§ REQUIRED WORK:
Scan the listing that follows and report how many lines contain "title". Write the number alone.

§ RECORDS FOR THE TASK:

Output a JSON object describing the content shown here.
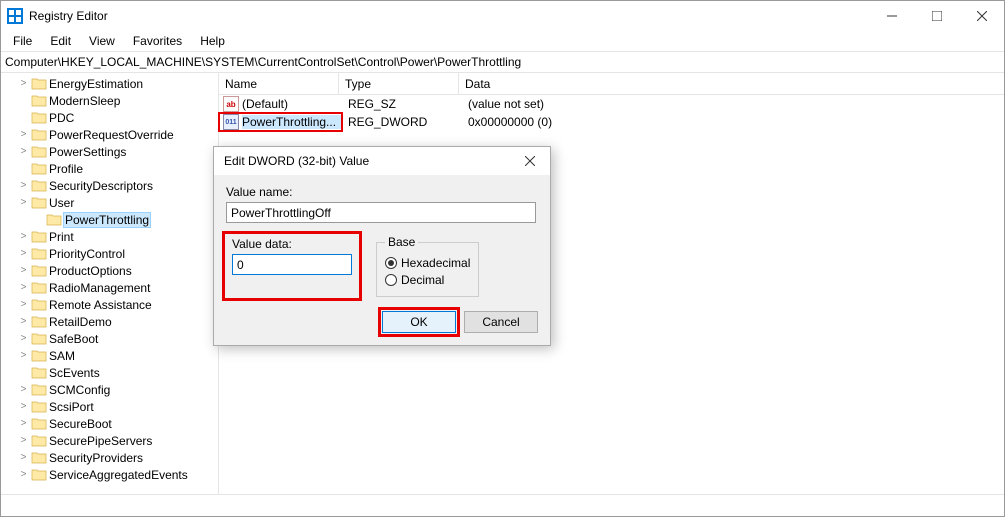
{
  "window": {
    "title": "Registry Editor"
  },
  "menu": {
    "file": "File",
    "edit": "Edit",
    "view": "View",
    "favorites": "Favorites",
    "help": "Help"
  },
  "address": "Computer\\HKEY_LOCAL_MACHINE\\SYSTEM\\CurrentControlSet\\Control\\Power\\PowerThrottling",
  "tree": {
    "items": [
      "EnergyEstimation",
      "ModernSleep",
      "PDC",
      "PowerRequestOverride",
      "PowerSettings",
      "Profile",
      "SecurityDescriptors",
      "User",
      "PowerThrottling",
      "Print",
      "PriorityControl",
      "ProductOptions",
      "RadioManagement",
      "Remote Assistance",
      "RetailDemo",
      "SafeBoot",
      "SAM",
      "ScEvents",
      "SCMConfig",
      "ScsiPort",
      "SecureBoot",
      "SecurePipeServers",
      "SecurityProviders",
      "ServiceAggregatedEvents"
    ],
    "selected_index": 8,
    "expandable": [
      0,
      3,
      4,
      6,
      7,
      9,
      10,
      11,
      12,
      13,
      14,
      15,
      16,
      18,
      19,
      20,
      21,
      22,
      23
    ]
  },
  "list": {
    "headers": {
      "name": "Name",
      "type": "Type",
      "data": "Data"
    },
    "rows": [
      {
        "icon": "str",
        "name": "(Default)",
        "type": "REG_SZ",
        "data": "(value not set)"
      },
      {
        "icon": "dw",
        "name": "PowerThrottling...",
        "type": "REG_DWORD",
        "data": "0x00000000 (0)"
      }
    ],
    "selected_index": 1
  },
  "dialog": {
    "title": "Edit DWORD (32-bit) Value",
    "value_name_label": "Value name:",
    "value_name": "PowerThrottlingOff",
    "value_data_label": "Value data:",
    "value_data": "0",
    "base_label": "Base",
    "hex_label": "Hexadecimal",
    "dec_label": "Decimal",
    "base": "hex",
    "ok": "OK",
    "cancel": "Cancel"
  }
}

§ COMPLETE RESPONSE:
2